> WHAT YOU HAVE TO DO
Extract the full listing verbatim and drop any pictures from your copy.

> RECORD LIST
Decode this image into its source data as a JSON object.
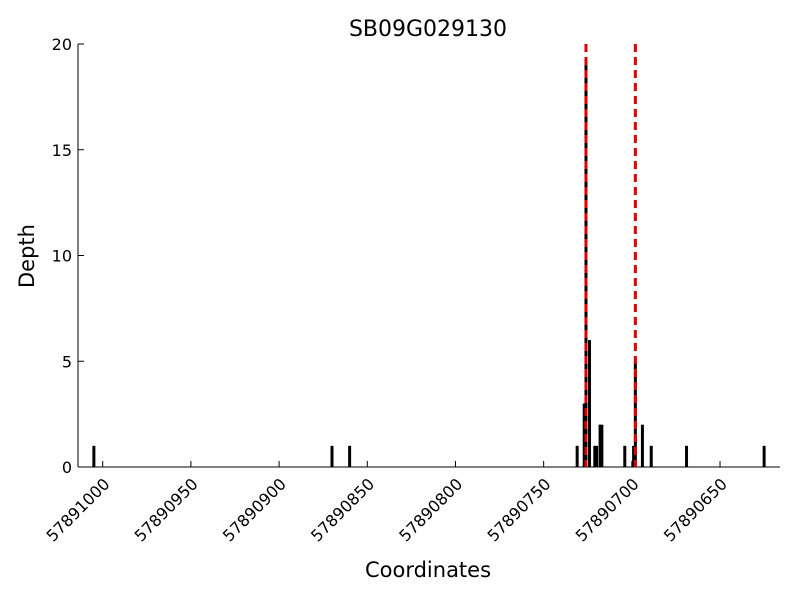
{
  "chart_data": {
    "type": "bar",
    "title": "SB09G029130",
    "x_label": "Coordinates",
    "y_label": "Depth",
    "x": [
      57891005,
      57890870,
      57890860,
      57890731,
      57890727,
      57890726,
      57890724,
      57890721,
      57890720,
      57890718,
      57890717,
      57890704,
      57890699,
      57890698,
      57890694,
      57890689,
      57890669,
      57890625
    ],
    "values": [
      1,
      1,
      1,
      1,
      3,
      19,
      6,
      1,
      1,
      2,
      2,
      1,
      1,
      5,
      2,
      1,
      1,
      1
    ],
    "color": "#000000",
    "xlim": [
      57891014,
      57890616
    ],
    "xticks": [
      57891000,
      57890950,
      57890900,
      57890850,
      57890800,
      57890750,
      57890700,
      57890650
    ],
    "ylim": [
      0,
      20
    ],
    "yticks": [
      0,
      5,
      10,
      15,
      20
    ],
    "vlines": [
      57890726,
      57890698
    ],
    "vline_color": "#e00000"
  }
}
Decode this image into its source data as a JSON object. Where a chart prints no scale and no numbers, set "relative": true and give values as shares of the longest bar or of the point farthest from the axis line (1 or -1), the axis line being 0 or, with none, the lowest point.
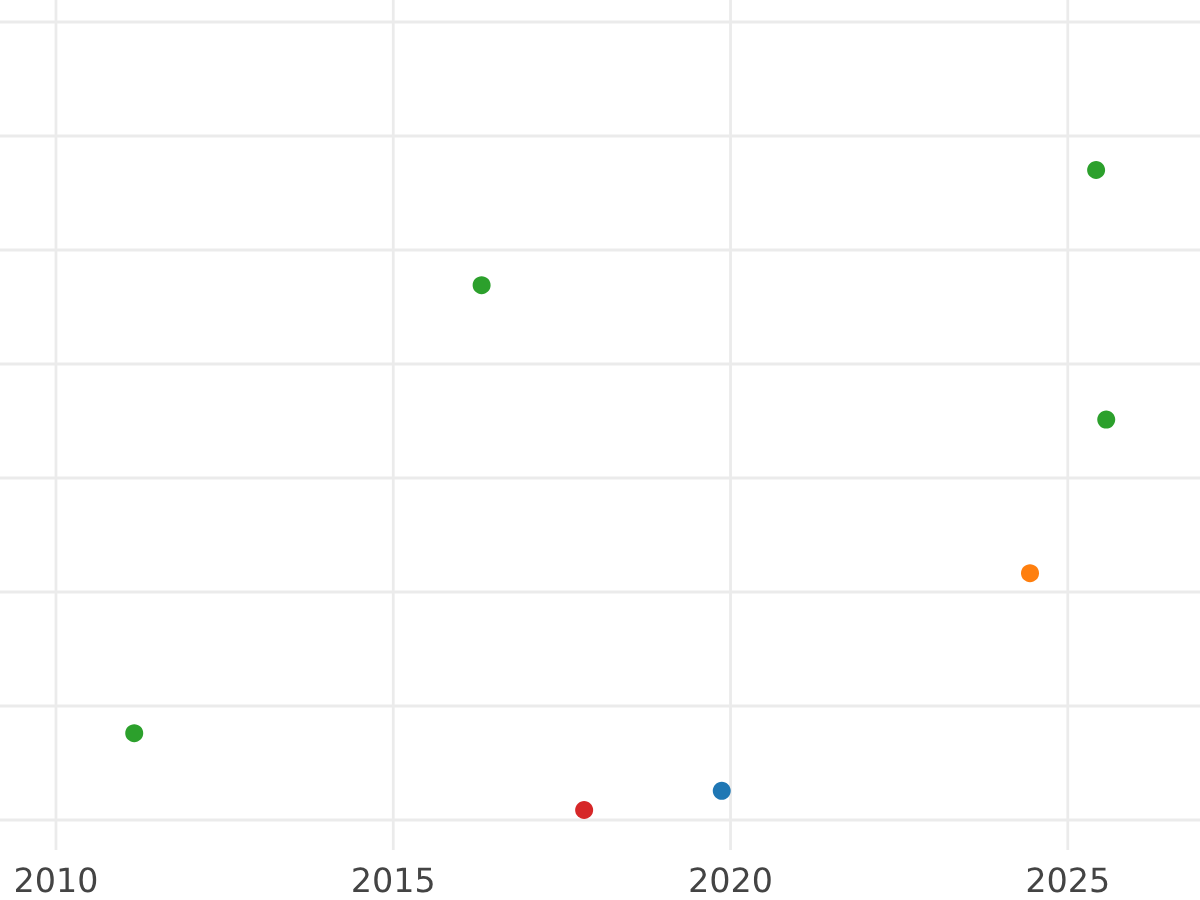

> SOLUTION BELOW
Decode this image into its source data as a JSON object.
{
  "chart_data": {
    "type": "bar",
    "title": "SB09G029130",
    "x_label": "Coordinates",
    "y_label": "Depth",
    "x": [
      57891005,
      57890870,
      57890860,
      57890731,
      57890727,
      57890726,
      57890724,
      57890721,
      57890720,
      57890718,
      57890717,
      57890704,
      57890699,
      57890698,
      57890694,
      57890689,
      57890669,
      57890625
    ],
    "values": [
      1,
      1,
      1,
      1,
      3,
      19,
      6,
      1,
      1,
      2,
      2,
      1,
      1,
      5,
      2,
      1,
      1,
      1
    ],
    "color": "#000000",
    "xlim": [
      57891014,
      57890616
    ],
    "xticks": [
      57891000,
      57890950,
      57890900,
      57890850,
      57890800,
      57890750,
      57890700,
      57890650
    ],
    "ylim": [
      0,
      20
    ],
    "yticks": [
      0,
      5,
      10,
      15,
      20
    ],
    "vlines": [
      57890726,
      57890698
    ],
    "vline_color": "#e00000"
  }
}
Decode this image into its source data as a JSON object. Where a chart prints no scale and no numbers, set "relative": true and give values as shares of the longest bar or of the point farthest from the axis line (1 or -1), the axis line being 0 or, with none, the lowest point.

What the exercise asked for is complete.